→ **DIRECTIONS**:
Return only the number of lines holding the word "výrobního".

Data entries
=-=-=

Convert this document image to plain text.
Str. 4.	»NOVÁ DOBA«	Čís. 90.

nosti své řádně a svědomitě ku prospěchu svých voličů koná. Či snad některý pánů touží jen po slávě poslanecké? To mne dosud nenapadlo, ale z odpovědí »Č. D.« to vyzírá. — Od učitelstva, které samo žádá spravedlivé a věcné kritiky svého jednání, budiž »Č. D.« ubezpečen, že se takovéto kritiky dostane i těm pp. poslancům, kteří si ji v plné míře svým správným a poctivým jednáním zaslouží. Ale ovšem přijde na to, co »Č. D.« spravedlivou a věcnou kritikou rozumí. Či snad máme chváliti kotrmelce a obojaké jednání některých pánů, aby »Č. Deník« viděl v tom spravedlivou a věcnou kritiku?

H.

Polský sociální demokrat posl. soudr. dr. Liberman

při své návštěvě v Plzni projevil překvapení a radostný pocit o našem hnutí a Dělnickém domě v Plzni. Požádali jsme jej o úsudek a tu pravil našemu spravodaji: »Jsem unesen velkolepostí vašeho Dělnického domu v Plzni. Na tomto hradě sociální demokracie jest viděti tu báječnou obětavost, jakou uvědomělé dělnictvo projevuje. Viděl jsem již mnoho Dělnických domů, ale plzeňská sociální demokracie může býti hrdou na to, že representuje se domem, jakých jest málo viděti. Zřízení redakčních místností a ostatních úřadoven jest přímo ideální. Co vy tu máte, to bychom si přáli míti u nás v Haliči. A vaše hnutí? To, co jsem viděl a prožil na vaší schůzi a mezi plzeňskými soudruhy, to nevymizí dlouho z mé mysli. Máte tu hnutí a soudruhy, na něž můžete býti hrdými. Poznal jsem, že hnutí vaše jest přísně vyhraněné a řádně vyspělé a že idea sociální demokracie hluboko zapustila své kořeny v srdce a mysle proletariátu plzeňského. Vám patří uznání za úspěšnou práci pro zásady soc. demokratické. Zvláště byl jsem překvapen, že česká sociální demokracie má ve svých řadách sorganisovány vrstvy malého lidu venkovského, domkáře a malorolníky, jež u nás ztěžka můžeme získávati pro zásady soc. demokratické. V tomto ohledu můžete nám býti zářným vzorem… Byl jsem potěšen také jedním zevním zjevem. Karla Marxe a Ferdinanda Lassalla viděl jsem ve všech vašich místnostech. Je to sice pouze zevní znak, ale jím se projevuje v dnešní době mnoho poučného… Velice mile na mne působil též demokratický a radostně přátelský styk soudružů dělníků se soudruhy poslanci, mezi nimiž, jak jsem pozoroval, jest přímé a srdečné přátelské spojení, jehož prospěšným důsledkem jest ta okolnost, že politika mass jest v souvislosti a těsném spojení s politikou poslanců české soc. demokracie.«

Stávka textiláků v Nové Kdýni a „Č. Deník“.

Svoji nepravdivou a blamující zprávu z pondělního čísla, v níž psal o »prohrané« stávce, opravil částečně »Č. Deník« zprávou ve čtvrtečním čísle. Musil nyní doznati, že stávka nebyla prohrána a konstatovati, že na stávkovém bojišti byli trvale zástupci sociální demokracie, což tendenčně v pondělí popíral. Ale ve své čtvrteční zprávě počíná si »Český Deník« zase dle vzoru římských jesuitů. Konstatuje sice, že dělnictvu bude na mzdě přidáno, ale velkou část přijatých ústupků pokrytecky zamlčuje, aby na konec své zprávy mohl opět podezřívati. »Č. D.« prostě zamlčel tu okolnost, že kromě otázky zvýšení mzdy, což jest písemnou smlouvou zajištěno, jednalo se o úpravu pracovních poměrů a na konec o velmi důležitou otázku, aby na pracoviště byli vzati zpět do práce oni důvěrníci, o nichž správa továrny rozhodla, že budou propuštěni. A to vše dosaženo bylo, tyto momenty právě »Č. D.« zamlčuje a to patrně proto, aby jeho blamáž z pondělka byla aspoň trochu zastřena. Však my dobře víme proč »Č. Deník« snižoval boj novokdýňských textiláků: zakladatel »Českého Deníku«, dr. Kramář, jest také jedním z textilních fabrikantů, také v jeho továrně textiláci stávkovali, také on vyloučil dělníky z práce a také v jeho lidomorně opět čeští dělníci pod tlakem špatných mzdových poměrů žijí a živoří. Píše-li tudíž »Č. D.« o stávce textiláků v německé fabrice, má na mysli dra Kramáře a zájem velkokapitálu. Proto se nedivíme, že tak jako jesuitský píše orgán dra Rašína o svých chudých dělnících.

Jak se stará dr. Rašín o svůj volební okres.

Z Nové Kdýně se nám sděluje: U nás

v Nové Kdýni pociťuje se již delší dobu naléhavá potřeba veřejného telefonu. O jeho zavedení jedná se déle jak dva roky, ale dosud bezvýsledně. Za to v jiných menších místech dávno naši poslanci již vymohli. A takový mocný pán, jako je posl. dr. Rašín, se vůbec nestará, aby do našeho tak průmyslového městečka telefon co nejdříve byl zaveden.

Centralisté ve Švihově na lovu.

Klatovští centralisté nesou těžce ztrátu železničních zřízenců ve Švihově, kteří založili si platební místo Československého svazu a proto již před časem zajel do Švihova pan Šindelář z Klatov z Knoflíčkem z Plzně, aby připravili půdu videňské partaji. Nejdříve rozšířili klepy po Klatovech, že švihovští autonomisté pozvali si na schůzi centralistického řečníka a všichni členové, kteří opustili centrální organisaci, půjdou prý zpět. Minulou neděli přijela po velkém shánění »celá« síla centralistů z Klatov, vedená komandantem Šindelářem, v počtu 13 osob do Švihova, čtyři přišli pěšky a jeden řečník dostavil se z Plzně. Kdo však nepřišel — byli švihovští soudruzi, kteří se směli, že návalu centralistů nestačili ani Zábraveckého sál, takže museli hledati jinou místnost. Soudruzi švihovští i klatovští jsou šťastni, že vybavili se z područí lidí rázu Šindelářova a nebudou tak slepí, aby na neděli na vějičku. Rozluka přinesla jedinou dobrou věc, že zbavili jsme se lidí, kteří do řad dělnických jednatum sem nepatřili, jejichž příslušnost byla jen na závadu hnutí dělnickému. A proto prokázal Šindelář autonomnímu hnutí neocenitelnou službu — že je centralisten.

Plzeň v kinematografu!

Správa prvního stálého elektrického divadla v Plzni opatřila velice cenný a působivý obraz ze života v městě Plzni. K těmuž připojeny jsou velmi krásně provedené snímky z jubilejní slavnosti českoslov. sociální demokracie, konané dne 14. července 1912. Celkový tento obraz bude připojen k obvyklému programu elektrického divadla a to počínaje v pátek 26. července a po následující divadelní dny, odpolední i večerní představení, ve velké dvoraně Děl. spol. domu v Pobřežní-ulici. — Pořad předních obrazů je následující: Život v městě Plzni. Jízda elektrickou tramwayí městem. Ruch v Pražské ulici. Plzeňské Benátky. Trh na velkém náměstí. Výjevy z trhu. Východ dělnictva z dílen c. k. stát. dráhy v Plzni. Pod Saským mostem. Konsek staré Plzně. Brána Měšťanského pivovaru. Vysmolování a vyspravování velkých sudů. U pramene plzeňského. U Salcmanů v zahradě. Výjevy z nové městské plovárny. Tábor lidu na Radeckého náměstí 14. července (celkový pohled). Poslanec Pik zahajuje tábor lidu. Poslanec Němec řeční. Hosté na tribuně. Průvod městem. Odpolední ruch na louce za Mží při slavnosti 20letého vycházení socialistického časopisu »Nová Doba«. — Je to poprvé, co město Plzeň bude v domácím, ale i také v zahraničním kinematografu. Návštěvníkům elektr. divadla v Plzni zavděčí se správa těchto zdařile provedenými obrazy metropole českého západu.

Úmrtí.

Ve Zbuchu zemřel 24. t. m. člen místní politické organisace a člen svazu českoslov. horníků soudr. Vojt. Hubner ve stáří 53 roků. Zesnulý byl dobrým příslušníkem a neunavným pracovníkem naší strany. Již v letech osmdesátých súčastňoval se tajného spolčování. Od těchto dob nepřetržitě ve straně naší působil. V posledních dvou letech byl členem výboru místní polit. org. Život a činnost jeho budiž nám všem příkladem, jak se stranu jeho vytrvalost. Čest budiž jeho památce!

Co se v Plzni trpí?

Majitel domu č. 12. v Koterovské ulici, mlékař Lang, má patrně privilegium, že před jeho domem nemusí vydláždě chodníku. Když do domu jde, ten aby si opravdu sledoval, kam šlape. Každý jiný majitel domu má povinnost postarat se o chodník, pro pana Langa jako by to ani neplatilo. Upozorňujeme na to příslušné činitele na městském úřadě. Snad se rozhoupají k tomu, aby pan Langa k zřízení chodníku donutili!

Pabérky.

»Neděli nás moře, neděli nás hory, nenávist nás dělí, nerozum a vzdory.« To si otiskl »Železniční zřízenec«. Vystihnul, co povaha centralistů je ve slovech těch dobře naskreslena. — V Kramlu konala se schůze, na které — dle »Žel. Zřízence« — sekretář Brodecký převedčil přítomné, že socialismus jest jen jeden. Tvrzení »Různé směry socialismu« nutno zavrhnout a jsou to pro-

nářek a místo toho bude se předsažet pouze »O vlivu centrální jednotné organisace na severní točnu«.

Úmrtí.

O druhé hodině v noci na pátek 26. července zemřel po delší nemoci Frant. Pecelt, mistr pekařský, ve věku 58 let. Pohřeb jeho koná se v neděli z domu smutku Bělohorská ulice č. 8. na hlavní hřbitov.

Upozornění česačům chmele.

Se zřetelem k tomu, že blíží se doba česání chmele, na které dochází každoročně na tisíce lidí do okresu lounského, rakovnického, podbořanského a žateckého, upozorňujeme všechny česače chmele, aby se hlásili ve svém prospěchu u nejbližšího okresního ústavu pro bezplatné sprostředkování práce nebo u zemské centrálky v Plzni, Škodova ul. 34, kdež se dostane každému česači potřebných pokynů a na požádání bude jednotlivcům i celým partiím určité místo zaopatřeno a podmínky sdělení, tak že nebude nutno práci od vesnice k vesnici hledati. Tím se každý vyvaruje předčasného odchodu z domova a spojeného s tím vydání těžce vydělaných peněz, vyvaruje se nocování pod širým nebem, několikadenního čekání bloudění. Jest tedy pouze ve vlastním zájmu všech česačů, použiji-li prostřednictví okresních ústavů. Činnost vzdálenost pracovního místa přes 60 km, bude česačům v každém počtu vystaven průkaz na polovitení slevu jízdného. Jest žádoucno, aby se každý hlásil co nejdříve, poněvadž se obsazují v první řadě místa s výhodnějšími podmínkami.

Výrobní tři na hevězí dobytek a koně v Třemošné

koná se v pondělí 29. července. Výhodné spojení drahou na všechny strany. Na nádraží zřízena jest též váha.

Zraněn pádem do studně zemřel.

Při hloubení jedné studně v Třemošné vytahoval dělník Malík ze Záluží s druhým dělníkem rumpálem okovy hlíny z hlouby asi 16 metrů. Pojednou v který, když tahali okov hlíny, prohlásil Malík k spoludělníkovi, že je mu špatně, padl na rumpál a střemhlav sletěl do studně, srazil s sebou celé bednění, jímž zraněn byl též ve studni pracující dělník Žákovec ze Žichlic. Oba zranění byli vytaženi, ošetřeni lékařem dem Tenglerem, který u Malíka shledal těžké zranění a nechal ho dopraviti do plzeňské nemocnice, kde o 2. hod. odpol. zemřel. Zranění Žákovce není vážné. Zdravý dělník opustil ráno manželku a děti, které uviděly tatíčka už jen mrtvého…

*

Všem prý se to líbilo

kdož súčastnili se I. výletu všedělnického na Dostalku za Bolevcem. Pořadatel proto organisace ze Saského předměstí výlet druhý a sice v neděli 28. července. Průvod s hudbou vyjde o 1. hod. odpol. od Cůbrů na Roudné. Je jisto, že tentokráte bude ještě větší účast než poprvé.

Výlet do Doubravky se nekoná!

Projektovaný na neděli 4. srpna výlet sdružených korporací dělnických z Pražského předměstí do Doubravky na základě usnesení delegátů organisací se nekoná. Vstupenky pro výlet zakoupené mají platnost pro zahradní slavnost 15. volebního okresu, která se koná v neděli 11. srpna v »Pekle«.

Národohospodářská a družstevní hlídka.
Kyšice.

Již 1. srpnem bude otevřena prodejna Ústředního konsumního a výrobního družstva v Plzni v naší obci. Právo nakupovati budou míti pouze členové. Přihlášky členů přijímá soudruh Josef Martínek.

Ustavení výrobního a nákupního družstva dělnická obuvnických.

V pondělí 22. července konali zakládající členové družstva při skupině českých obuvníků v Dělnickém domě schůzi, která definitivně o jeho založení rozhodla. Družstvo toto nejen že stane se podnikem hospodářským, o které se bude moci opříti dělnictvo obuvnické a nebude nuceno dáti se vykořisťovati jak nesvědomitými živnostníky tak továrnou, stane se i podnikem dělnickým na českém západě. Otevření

=-=-=

→ **SOLVED PROBLEM**:
2